> **Exercise brief**
Please give the data below again in full, exactly as it stands.

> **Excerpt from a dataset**

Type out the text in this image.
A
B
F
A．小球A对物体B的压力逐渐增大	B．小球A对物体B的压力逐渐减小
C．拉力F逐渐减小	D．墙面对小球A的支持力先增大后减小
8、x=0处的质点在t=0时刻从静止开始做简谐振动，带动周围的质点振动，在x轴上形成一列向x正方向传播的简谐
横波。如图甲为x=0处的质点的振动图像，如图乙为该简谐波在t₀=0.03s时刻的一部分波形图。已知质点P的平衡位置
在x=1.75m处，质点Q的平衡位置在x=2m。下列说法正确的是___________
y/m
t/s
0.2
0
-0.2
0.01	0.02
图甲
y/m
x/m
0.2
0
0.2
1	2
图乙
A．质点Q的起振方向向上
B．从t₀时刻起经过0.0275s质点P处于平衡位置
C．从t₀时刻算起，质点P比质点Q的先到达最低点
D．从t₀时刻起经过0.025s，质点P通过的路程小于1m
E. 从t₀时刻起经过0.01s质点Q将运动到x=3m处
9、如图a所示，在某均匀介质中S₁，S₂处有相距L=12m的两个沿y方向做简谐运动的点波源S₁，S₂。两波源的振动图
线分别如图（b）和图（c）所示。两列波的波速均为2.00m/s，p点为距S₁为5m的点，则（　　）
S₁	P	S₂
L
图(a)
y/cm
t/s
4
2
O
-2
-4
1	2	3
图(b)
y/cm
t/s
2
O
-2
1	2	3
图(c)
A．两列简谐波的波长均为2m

> **Solution**
Type out the text in this image.
A
B
F
A．小球A对物体B的压力逐渐增大	B．小球A对物体B的压力逐渐减小
C．拉力F逐渐减小	D．墙面对小球A的支持力先增大后减小
8、x=0处的质点在t=0时刻从静止开始做简谐振动，带动周围的质点振动，在x轴上形成一列向x正方向传播的简谐
横波。如图甲为x=0处的质点的振动图像，如图乙为该简谐波在t₀=0.03s时刻的一部分波形图。已知质点P的平衡位置
在x=1.75m处，质点Q的平衡位置在x=2m。下列说法正确的是___________
y/m
t/s
0.2
0
-0.2
0.01	0.02
图甲
y/m
x/m
0.2
0
0.2
1	2
图乙
A．质点Q的起振方向向上
B．从t₀时刻起经过0.0275s质点P处于平衡位置
C．从t₀时刻算起，质点P比质点Q的先到达最低点
D．从t₀时刻起经过0.025s，质点P通过的路程小于1m
E. 从t₀时刻起经过0.01s质点Q将运动到x=3m处
9、如图a所示，在某均匀介质中S₁，S₂处有相距L=12m的两个沿y方向做简谐运动的点波源S₁，S₂。两波源的振动图
线分别如图（b）和图（c）所示。两列波的波速均为2.00m/s，p点为距S₁为5m的点，则（　　）
S₁	P	S₂
L
图(a)
y/cm
t/s
4
2
O
-2
-4
1	2	3
图(b)
y/cm
t/s
2
O
-2
1	2	3
图(c)
A．两列简谐波的波长均为2m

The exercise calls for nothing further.